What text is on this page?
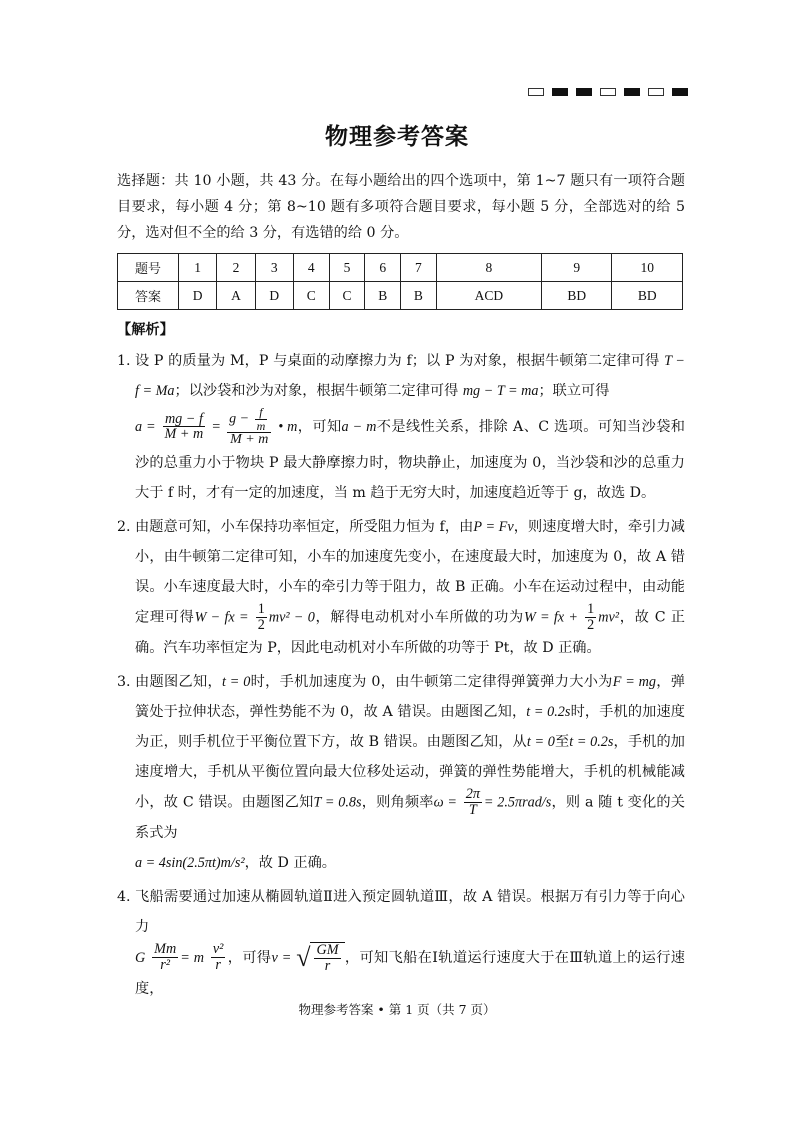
物理参考答案
选择题：共 10 小题，共 43 分。在每小题给出的四个选项中，第 1~7 题只有一项符合题目要求，每小题 4 分；第 8~10 题有多项符合题目要求，每小题 5 分，全部选对的给 5 分，选对但不全的给 3 分，有选错的给 0 分。
题号	1	2	3	4	5	6	7	8	9	10
答案	D	A	D	C	C	B	B	ACD	BD	BD
【解析】
1. 设 P 的质量为 M，P 与桌面的动摩擦力为 f；以 P 为对象，根据牛顿第二定律可得 T − f = Ma；以沙袋和沙为对象，根据牛顿第二定律可得 mg − T = ma；联立可得
$a = \frac{mg - f}{M + m} = \frac{g - \frac{f}{m}}{M + m}$ • m，可知a − m不是线性关系，排除 A、C 选项。可知当沙袋和沙的总重力小于物块 P 最大静摩擦力时，物块静止，加速度为 0，当沙袋和沙的总重力大于 f 时，才有一定的加速度，当 m 趋于无穷大时，加速度趋近等于 g，故选 D。
2. 由题意可知，小车保持功率恒定，所受阻力恒为 f，由P = Fv，则速度增大时，牵引力减小，由牛顿第二定律可知，小车的加速度先变小，在速度最大时，加速度为 0，故 A 错误。小车速度最大时，小车的牵引力等于阻力，故 B 正确。小车在运动过程中，由动能定理可得W − fx = $\frac{1}{2} mv^2 - 0$，解得电动机对小车所做的功为W = fx + $\frac{1}{2} mv^2$，故 C 正确。汽车功率恒定为 P，因此电动机对小车所做的功等于 Pt，故 D 正确。
3. 由题图乙知，t = 0时，手机加速度为 0，由牛顿第二定律得弹簧弹力大小为F = mg，弹簧处于拉伸状态，弹性势能不为 0，故 A 错误。由题图乙知，t = 0.2s时，手机的加速度为正，则手机位于平衡位置下方，故 B 错误。由题图乙知，从t = 0至t = 0.2s，手机的加速度增大，手机从平衡位置向最大位移处运动，弹簧的弹性势能增大，手机的机械能减小，故 C 错误。由题图乙知T = 0.8s，则角频率$\omega = \frac{2\pi}{T} = 2.5\pi rad/s$，则 a 随 t 变化的关系式为
a = 4sin(2.5πt)m/s²，故 D 正确。
4. 飞船需要通过加速从椭圆轨道Ⅱ进入预定圆轨道Ⅲ，故 A 错误。根据万有引力等于向心力
G $\frac{Mm}{\text{r²}} = m \frac{\text{v²}}{r}$ ，可得v = √ $\frac{GM}{r}$ ，可知飞船在Ⅰ轨道运行速度大于在Ⅲ轨道上的运行速度，
物理参考答案 • 第 1 页（共 7 页）
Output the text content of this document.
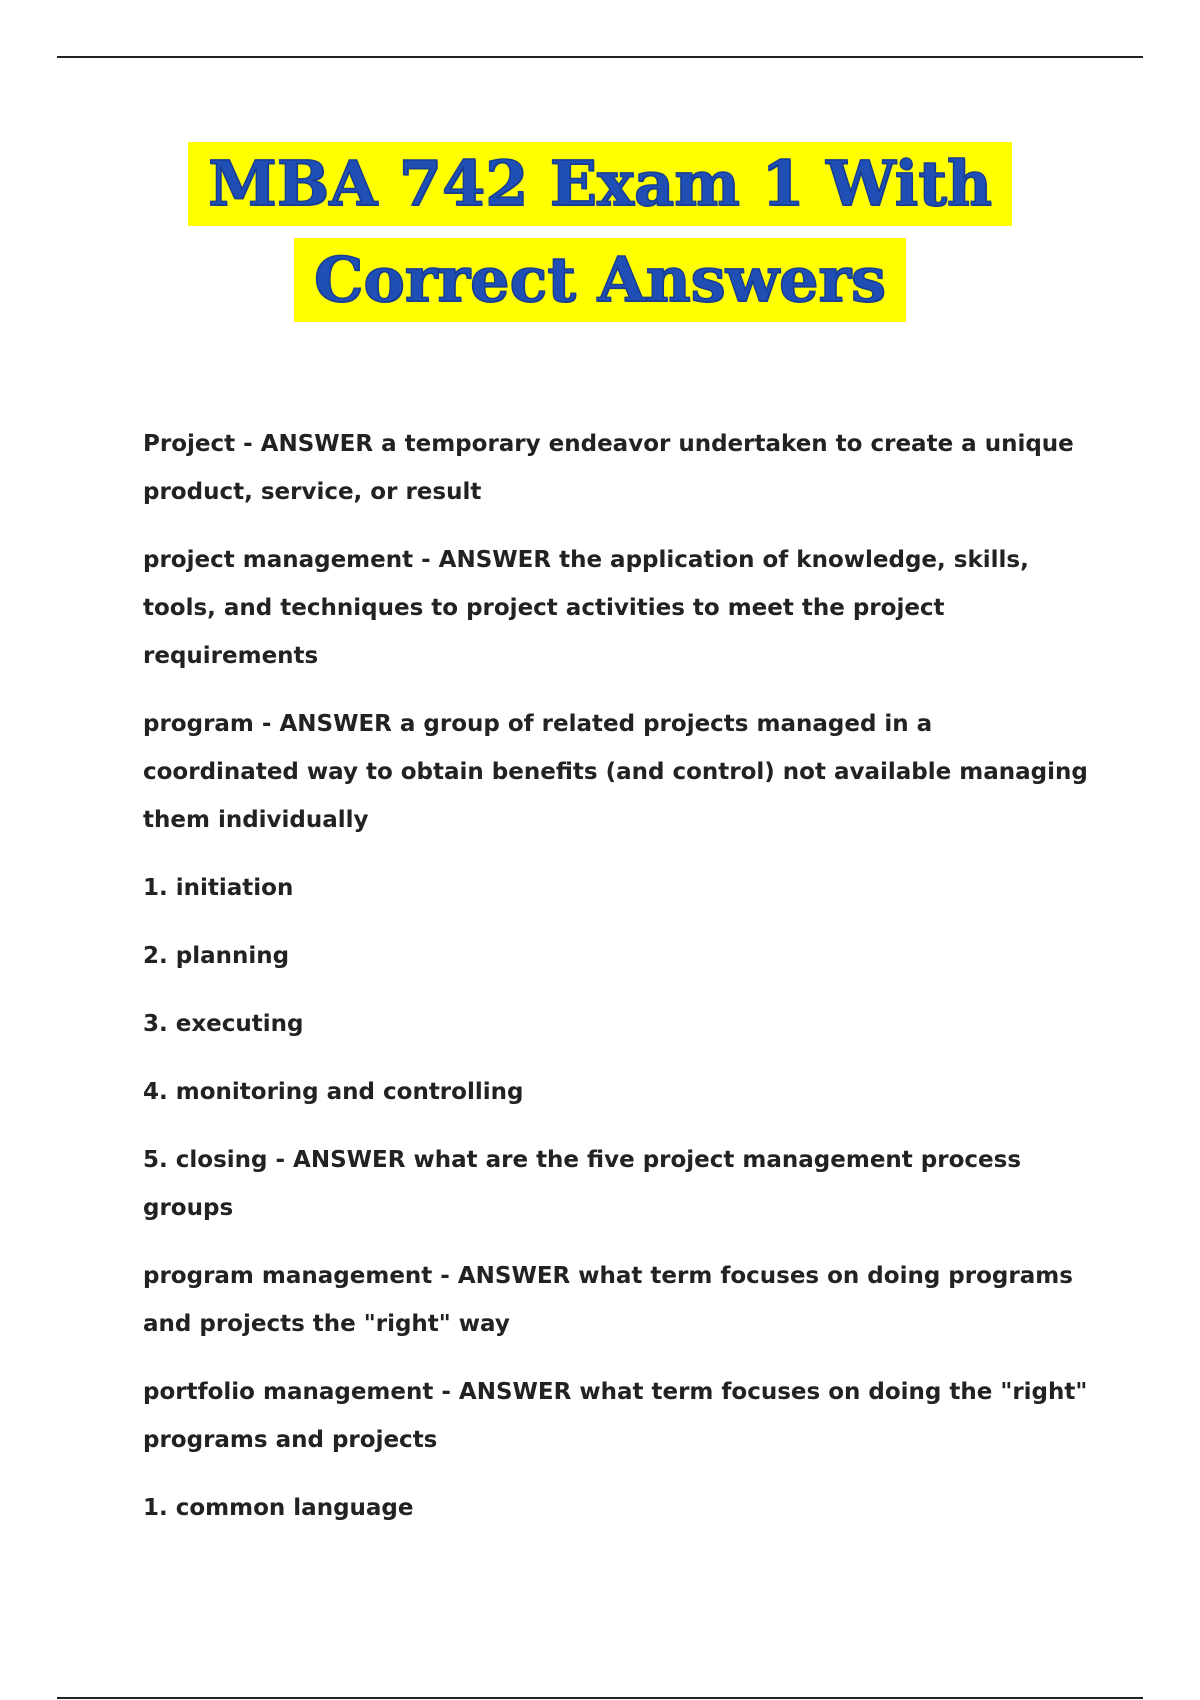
MBA 742 Exam 1 With
Correct Answers

Project - ANSWER a temporary endeavor undertaken to create a unique product, service, or result

project management - ANSWER the application of knowledge, skills, tools, and techniques to project activities to meet the project requirements

program - ANSWER a group of related projects managed in a coordinated way to obtain benefits (and control) not available managing them individually

1. initiation

2. planning

3. executing

4. monitoring and controlling

5. closing - ANSWER what are the five project management process groups

program management - ANSWER what term focuses on doing programs and projects the "right" way

portfolio management - ANSWER what term focuses on doing the "right" programs and projects

1. common language
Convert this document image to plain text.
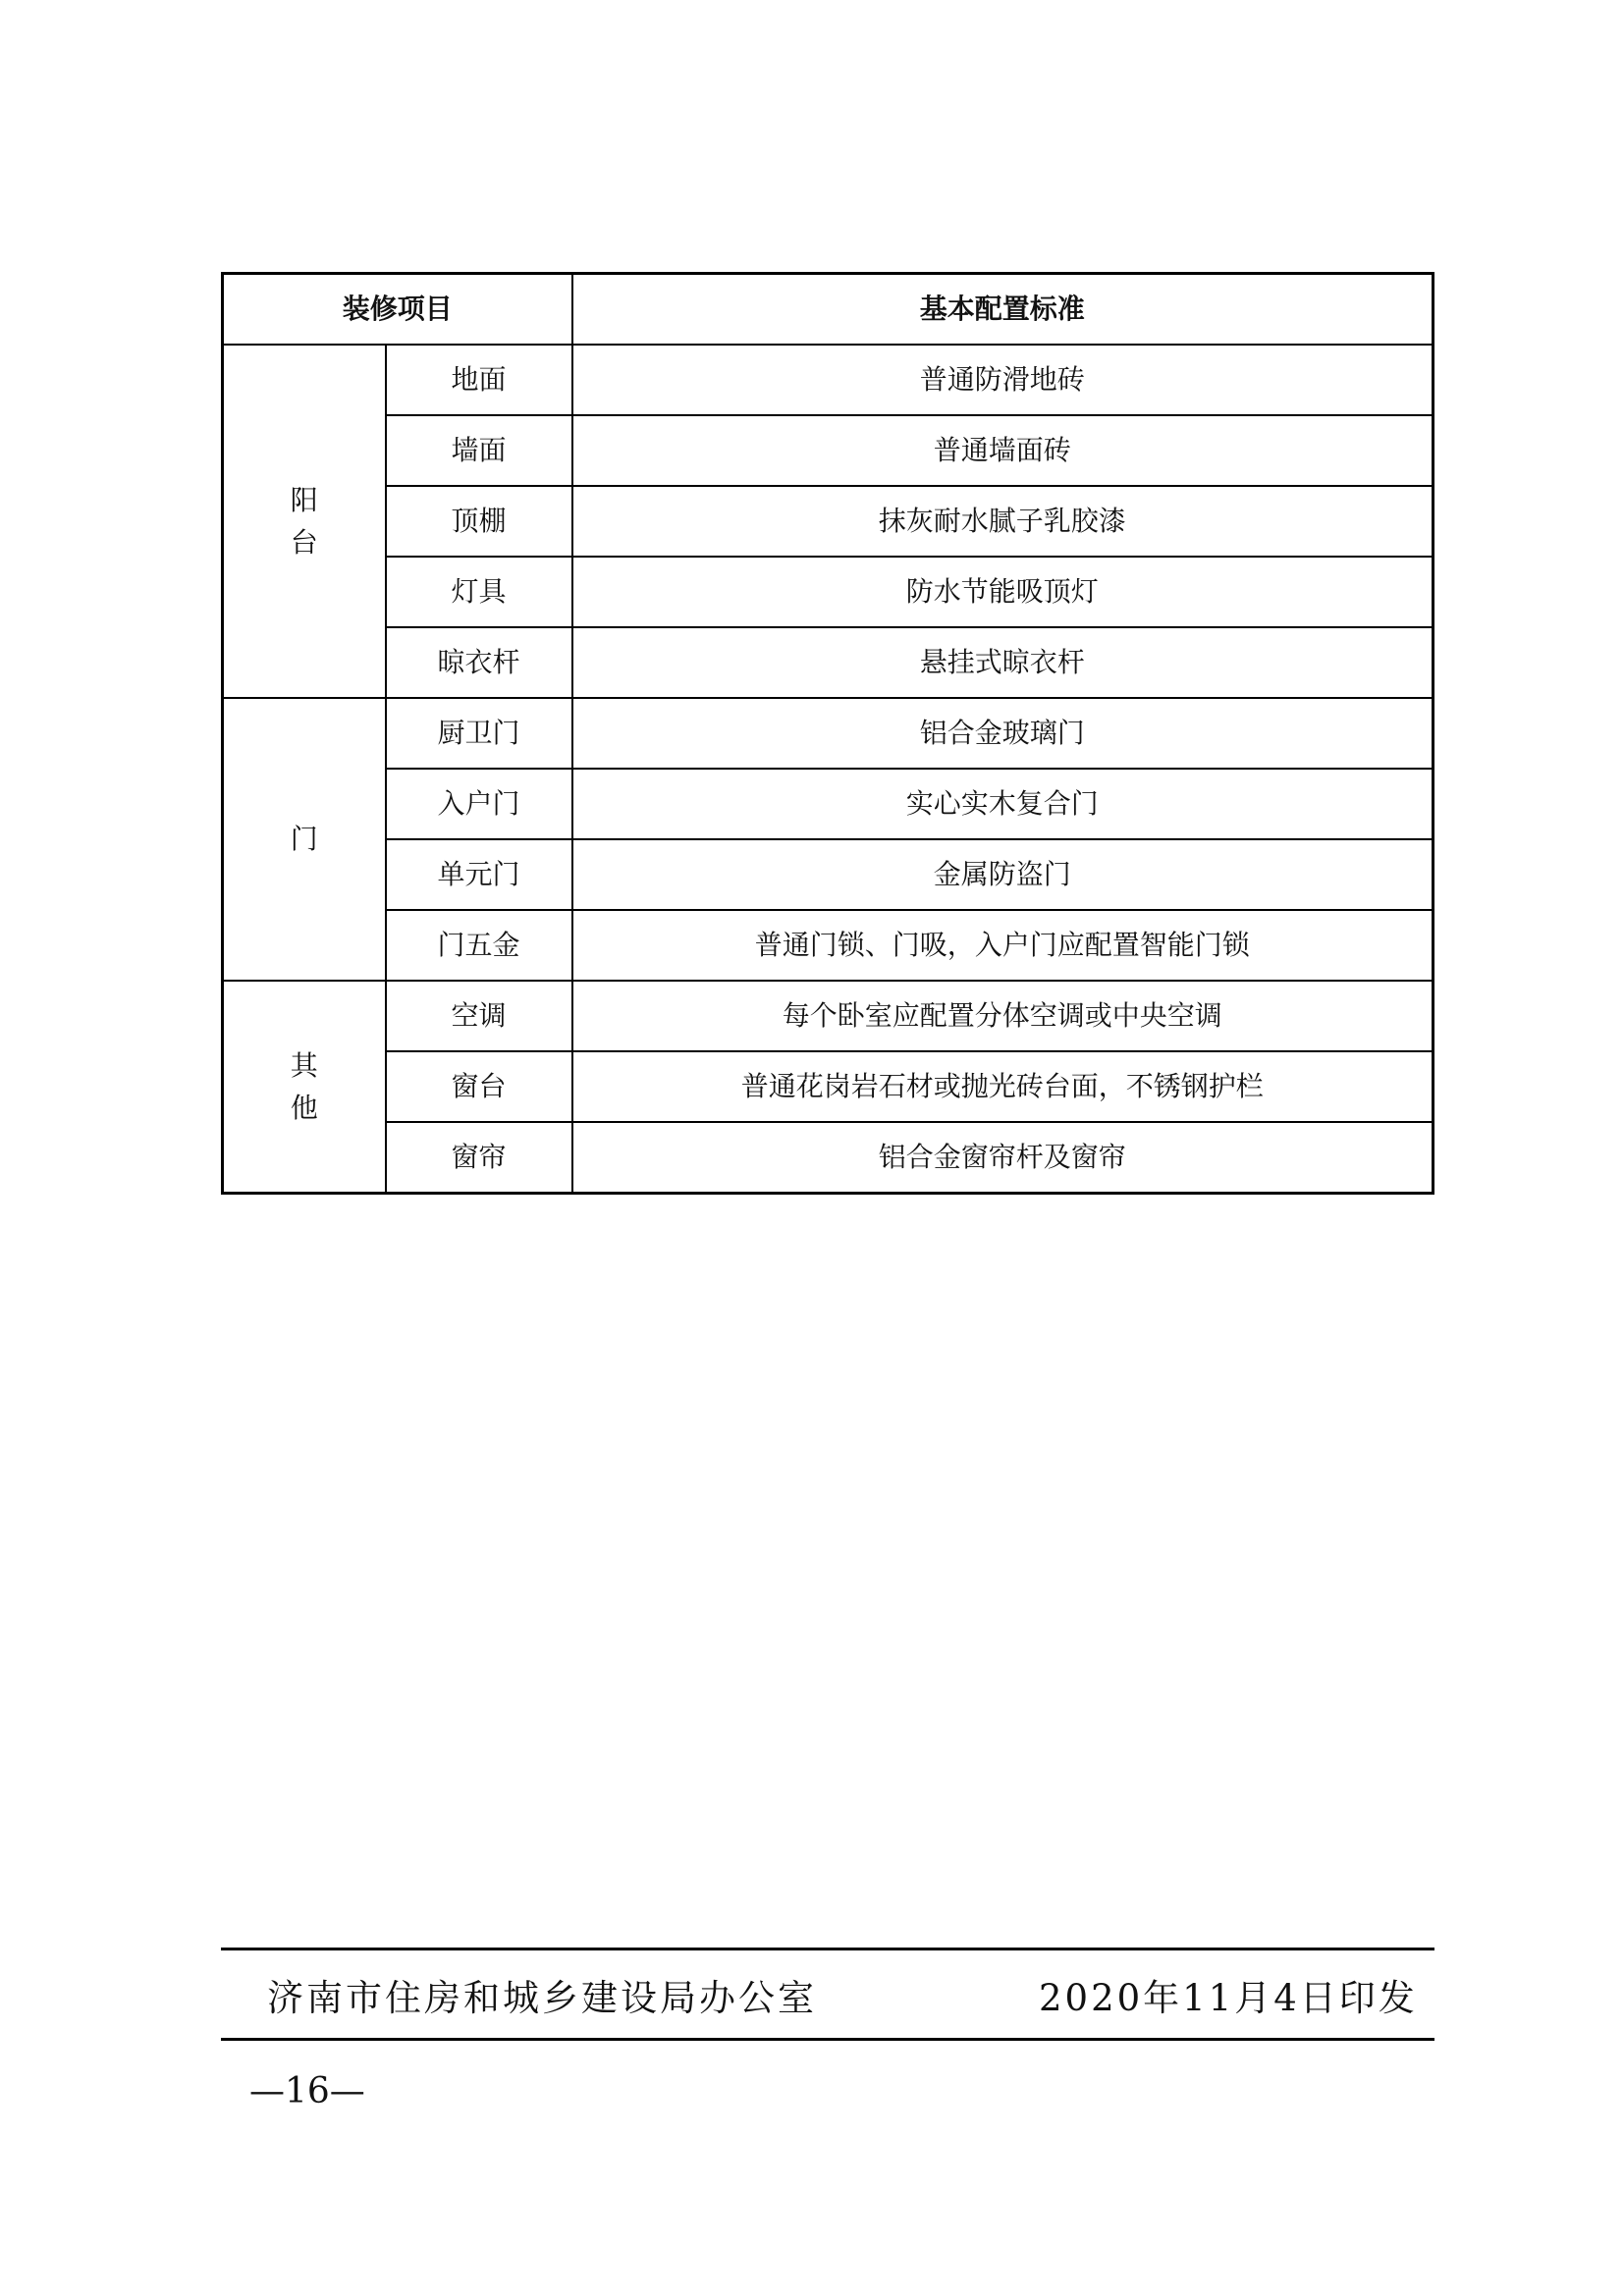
装修项目		基本配置标准
阳台	地面	普通防滑地砖
	墙面	普通墙面砖
	顶棚	抹灰耐水腻子乳胶漆
	灯具	防水节能吸顶灯
	晾衣杆	悬挂式晾衣杆
门	厨卫门	铝合金玻璃门
	入户门	实心实木复合门
	单元门	金属防盗门
	门五金	普通门锁、门吸，入户门应配置智能门锁
其他	空调	每个卧室应配置分体空调或中央空调
	窗台	普通花岗岩石材或抛光砖台面，不锈钢护栏
	窗帘	铝合金窗帘杆及窗帘
济南市住房和城乡建设局办公室	2020年11月4日印发
—16—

■ ■ ■ ■ ■ ■ ■

▶ **Work instructions**: Starting at the line that contains "Convert this document image to plain text.", please write out every line to the end of the entries, inclusive, copied exactly and with pictures omitted.

▶ **Exercise solution**:
Convert this document image to plain text.
装修项目		基本配置标准
阳台	地面	普通防滑地砖
	墙面	普通墙面砖
	顶棚	抹灰耐水腻子乳胶漆
	灯具	防水节能吸顶灯
	晾衣杆	悬挂式晾衣杆
门	厨卫门	铝合金玻璃门
	入户门	实心实木复合门
	单元门	金属防盗门
	门五金	普通门锁、门吸，入户门应配置智能门锁
其他	空调	每个卧室应配置分体空调或中央空调
	窗台	普通花岗岩石材或抛光砖台面，不锈钢护栏
	窗帘	铝合金窗帘杆及窗帘
济南市住房和城乡建设局办公室	2020年11月4日印发
—16—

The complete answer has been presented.